### Task goal:
Write the material out again, line by line, exactly as it is.

### Data excerpts:
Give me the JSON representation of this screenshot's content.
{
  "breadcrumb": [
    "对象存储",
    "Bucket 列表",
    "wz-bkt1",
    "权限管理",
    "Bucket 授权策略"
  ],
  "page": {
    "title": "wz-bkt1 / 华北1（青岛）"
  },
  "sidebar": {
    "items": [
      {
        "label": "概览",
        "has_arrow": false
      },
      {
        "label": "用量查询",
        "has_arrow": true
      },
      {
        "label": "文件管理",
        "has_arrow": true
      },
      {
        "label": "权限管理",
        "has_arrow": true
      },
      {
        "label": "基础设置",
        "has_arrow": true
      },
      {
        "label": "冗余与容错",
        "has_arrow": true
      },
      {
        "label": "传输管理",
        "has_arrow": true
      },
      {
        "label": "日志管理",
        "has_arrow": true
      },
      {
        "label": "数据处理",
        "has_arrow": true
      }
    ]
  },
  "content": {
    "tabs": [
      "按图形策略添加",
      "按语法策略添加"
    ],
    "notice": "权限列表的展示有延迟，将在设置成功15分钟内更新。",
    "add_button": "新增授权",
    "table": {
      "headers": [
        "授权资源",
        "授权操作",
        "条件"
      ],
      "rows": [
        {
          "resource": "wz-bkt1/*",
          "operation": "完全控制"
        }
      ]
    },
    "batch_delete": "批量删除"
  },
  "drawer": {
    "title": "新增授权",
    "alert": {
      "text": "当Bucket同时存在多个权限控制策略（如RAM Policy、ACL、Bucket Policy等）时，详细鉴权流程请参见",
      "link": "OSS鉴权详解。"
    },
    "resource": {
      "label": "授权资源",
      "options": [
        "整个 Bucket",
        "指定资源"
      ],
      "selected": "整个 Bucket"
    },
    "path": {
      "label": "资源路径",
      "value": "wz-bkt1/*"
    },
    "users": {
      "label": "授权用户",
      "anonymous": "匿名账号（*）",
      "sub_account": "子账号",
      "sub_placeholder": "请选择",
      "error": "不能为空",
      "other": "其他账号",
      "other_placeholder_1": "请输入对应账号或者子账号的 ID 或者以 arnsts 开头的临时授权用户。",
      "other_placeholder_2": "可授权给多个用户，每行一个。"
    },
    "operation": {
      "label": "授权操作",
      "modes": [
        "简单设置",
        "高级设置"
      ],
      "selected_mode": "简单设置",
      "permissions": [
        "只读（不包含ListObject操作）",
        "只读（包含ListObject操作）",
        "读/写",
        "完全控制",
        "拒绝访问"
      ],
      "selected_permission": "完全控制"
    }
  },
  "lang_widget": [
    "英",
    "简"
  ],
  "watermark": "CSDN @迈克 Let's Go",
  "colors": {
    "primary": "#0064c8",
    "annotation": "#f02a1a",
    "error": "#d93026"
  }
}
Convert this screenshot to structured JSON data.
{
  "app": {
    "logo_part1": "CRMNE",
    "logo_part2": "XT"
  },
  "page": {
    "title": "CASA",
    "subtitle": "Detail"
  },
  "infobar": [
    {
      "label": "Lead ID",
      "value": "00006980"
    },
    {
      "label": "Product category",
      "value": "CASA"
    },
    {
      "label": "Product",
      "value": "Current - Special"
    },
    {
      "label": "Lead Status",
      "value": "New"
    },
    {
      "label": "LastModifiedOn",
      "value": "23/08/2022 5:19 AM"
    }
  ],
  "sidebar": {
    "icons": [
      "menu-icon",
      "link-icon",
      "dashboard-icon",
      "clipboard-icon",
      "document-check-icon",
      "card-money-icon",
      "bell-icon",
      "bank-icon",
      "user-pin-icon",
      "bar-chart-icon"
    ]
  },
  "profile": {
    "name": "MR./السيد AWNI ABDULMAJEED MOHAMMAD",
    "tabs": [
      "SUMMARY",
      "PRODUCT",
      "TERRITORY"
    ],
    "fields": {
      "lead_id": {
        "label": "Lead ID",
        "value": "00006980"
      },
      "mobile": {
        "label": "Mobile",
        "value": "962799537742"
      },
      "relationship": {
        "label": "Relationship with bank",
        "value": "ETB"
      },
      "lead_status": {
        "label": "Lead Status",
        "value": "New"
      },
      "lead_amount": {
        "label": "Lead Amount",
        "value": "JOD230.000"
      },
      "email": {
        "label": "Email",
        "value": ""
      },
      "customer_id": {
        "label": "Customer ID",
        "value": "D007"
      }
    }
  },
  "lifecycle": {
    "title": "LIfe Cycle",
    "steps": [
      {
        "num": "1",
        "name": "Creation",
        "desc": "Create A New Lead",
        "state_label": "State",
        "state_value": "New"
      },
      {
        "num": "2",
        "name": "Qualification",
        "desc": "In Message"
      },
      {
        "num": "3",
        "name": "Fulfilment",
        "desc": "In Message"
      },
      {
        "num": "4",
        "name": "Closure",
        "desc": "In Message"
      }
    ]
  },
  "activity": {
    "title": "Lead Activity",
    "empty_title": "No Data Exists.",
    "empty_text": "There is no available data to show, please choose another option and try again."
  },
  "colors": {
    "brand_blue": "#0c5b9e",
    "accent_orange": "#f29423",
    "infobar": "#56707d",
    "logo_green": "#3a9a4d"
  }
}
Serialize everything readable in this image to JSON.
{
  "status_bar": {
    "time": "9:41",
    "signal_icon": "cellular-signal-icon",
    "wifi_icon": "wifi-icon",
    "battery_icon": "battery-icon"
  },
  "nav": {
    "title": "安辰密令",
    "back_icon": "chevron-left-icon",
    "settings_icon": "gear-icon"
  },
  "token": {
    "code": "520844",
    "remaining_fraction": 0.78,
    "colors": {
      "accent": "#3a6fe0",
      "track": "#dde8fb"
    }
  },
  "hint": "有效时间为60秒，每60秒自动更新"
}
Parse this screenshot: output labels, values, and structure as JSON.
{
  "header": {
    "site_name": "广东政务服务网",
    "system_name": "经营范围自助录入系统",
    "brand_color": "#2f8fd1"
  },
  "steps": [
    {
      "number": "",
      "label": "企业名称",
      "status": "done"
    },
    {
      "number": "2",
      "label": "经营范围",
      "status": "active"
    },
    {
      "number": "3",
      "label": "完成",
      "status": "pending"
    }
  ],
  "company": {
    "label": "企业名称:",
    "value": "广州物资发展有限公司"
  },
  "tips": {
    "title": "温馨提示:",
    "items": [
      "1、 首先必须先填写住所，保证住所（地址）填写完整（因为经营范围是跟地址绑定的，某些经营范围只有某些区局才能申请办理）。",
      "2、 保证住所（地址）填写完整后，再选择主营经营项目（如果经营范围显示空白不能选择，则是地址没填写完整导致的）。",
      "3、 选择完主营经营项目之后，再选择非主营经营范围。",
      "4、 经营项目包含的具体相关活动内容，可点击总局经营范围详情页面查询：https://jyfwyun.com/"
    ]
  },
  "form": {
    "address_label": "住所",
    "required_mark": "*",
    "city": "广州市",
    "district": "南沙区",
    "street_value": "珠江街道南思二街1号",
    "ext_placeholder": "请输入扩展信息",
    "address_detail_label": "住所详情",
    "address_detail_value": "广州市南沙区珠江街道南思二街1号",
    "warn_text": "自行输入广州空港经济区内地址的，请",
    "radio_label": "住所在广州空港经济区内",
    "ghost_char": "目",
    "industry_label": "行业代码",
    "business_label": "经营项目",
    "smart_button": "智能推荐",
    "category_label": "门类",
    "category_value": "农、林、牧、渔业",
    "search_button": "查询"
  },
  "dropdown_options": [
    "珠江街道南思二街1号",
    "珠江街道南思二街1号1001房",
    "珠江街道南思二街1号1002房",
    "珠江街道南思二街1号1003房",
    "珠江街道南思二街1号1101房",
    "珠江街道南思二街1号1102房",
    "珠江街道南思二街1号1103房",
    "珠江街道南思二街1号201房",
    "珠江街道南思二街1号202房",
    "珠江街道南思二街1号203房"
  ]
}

### Written answer:
Give me the JSON representation of this screenshot's content.
{
  "breadcrumb": [
    "对象存储",
    "Bucket 列表",
    "wz-bkt1",
    "权限管理",
    "Bucket 授权策略"
  ],
  "page": {
    "title": "wz-bkt1 / 华北1（青岛）"
  },
  "sidebar": {
    "items": [
      {
        "label": "概览",
        "has_arrow": false
      },
      {
        "label": "用量查询",
        "has_arrow": true
      },
      {
        "label": "文件管理",
        "has_arrow": true
      },
      {
        "label": "权限管理",
        "has_arrow": true
      },
      {
        "label": "基础设置",
        "has_arrow": true
      },
      {
        "label": "冗余与容错",
        "has_arrow": true
      },
      {
        "label": "传输管理",
        "has_arrow": true
      },
      {
        "label": "日志管理",
        "has_arrow": true
      },
      {
        "label": "数据处理",
        "has_arrow": true
      }
    ]
  },
  "content": {
    "tabs": [
      "按图形策略添加",
      "按语法策略添加"
    ],
    "notice": "权限列表的展示有延迟，将在设置成功15分钟内更新。",
    "add_button": "新增授权",
    "table": {
      "headers": [
        "授权资源",
        "授权操作",
        "条件"
      ],
      "rows": [
        {
          "resource": "wz-bkt1/*",
          "operation": "完全控制"
        }
      ]
    },
    "batch_delete": "批量删除"
  },
  "drawer": {
    "title": "新增授权",
    "alert": {
      "text": "当Bucket同时存在多个权限控制策略（如RAM Policy、ACL、Bucket Policy等）时，详细鉴权流程请参见",
      "link": "OSS鉴权详解。"
    },
    "resource": {
      "label": "授权资源",
      "options": [
        "整个 Bucket",
        "指定资源"
      ],
      "selected": "整个 Bucket"
    },
    "path": {
      "label": "资源路径",
      "value": "wz-bkt1/*"
    },
    "users": {
      "label": "授权用户",
      "anonymous": "匿名账号（*）",
      "sub_account": "子账号",
      "sub_placeholder": "请选择",
      "error": "不能为空",
      "other": "其他账号",
      "other_placeholder_1": "请输入对应账号或者子账号的 ID 或者以 arnsts 开头的临时授权用户。",
      "other_placeholder_2": "可授权给多个用户，每行一个。"
    },
    "operation": {
      "label": "授权操作",
      "modes": [
        "简单设置",
        "高级设置"
      ],
      "selected_mode": "简单设置",
      "permissions": [
        "只读（不包含ListObject操作）",
        "只读（包含ListObject操作）",
        "读/写",
        "完全控制",
        "拒绝访问"
      ],
      "selected_permission": "完全控制"
    }
  },
  "lang_widget": [
    "英",
    "简"
  ],
  "watermark": "CSDN @迈克 Let's Go",
  "colors": {
    "primary": "#0064c8",
    "annotation": "#f02a1a",
    "error": "#d93026"
  }
}
Convert this screenshot to structured JSON data.
{
  "app": {
    "logo_part1": "CRMNE",
    "logo_part2": "XT"
  },
  "page": {
    "title": "CASA",
    "subtitle": "Detail"
  },
  "infobar": [
    {
      "label": "Lead ID",
      "value": "00006980"
    },
    {
      "label": "Product category",
      "value": "CASA"
    },
    {
      "label": "Product",
      "value": "Current - Special"
    },
    {
      "label": "Lead Status",
      "value": "New"
    },
    {
      "label": "LastModifiedOn",
      "value": "23/08/2022 5:19 AM"
    }
  ],
  "sidebar": {
    "icons": [
      "menu-icon",
      "link-icon",
      "dashboard-icon",
      "clipboard-icon",
      "document-check-icon",
      "card-money-icon",
      "bell-icon",
      "bank-icon",
      "user-pin-icon",
      "bar-chart-icon"
    ]
  },
  "profile": {
    "name": "MR./السيد AWNI ABDULMAJEED MOHAMMAD",
    "tabs": [
      "SUMMARY",
      "PRODUCT",
      "TERRITORY"
    ],
    "fields": {
      "lead_id": {
        "label": "Lead ID",
        "value": "00006980"
      },
      "mobile": {
        "label": "Mobile",
        "value": "962799537742"
      },
      "relationship": {
        "label": "Relationship with bank",
        "value": "ETB"
      },
      "lead_status": {
        "label": "Lead Status",
        "value": "New"
      },
      "lead_amount": {
        "label": "Lead Amount",
        "value": "JOD230.000"
      },
      "email": {
        "label": "Email",
        "value": ""
      },
      "customer_id": {
        "label": "Customer ID",
        "value": "D007"
      }
    }
  },
  "lifecycle": {
    "title": "LIfe Cycle",
    "steps": [
      {
        "num": "1",
        "name": "Creation",
        "desc": "Create A New Lead",
        "state_label": "State",
        "state_value": "New"
      },
      {
        "num": "2",
        "name": "Qualification",
        "desc": "In Message"
      },
      {
        "num": "3",
        "name": "Fulfilment",
        "desc": "In Message"
      },
      {
        "num": "4",
        "name": "Closure",
        "desc": "In Message"
      }
    ]
  },
  "activity": {
    "title": "Lead Activity",
    "empty_title": "No Data Exists.",
    "empty_text": "There is no available data to show, please choose another option and try again."
  },
  "colors": {
    "brand_blue": "#0c5b9e",
    "accent_orange": "#f29423",
    "infobar": "#56707d",
    "logo_green": "#3a9a4d"
  }
}
Serialize everything readable in this image to JSON.
{
  "status_bar": {
    "time": "9:41",
    "signal_icon": "cellular-signal-icon",
    "wifi_icon": "wifi-icon",
    "battery_icon": "battery-icon"
  },
  "nav": {
    "title": "安辰密令",
    "back_icon": "chevron-left-icon",
    "settings_icon": "gear-icon"
  },
  "token": {
    "code": "520844",
    "remaining_fraction": 0.78,
    "colors": {
      "accent": "#3a6fe0",
      "track": "#dde8fb"
    }
  },
  "hint": "有效时间为60秒，每60秒自动更新"
}
Parse this screenshot: output labels, values, and structure as JSON.
{
  "header": {
    "site_name": "广东政务服务网",
    "system_name": "经营范围自助录入系统",
    "brand_color": "#2f8fd1"
  },
  "steps": [
    {
      "number": "",
      "label": "企业名称",
      "status": "done"
    },
    {
      "number": "2",
      "label": "经营范围",
      "status": "active"
    },
    {
      "number": "3",
      "label": "完成",
      "status": "pending"
    }
  ],
  "company": {
    "label": "企业名称:",
    "value": "广州物资发展有限公司"
  },
  "tips": {
    "title": "温馨提示:",
    "items": [
      "1、 首先必须先填写住所，保证住所（地址）填写完整（因为经营范围是跟地址绑定的，某些经营范围只有某些区局才能申请办理）。",
      "2、 保证住所（地址）填写完整后，再选择主营经营项目（如果经营范围显示空白不能选择，则是地址没填写完整导致的）。",
      "3、 选择完主营经营项目之后，再选择非主营经营范围。",
      "4、 经营项目包含的具体相关活动内容，可点击总局经营范围详情页面查询：https://jyfwyun.com/"
    ]
  },
  "form": {
    "address_label": "住所",
    "required_mark": "*",
    "city": "广州市",
    "district": "南沙区",
    "street_value": "珠江街道南思二街1号",
    "ext_placeholder": "请输入扩展信息",
    "address_detail_label": "住所详情",
    "address_detail_value": "广州市南沙区珠江街道南思二街1号",
    "warn_text": "自行输入广州空港经济区内地址的，请",
    "radio_label": "住所在广州空港经济区内",
    "ghost_char": "目",
    "industry_label": "行业代码",
    "business_label": "经营项目",
    "smart_button": "智能推荐",
    "category_label": "门类",
    "category_value": "农、林、牧、渔业",
    "search_button": "查询"
  },
  "dropdown_options": [
    "珠江街道南思二街1号",
    "珠江街道南思二街1号1001房",
    "珠江街道南思二街1号1002房",
    "珠江街道南思二街1号1003房",
    "珠江街道南思二街1号1101房",
    "珠江街道南思二街1号1102房",
    "珠江街道南思二街1号1103房",
    "珠江街道南思二街1号201房",
    "珠江街道南思二街1号202房",
    "珠江街道南思二街1号203房"
  ]
}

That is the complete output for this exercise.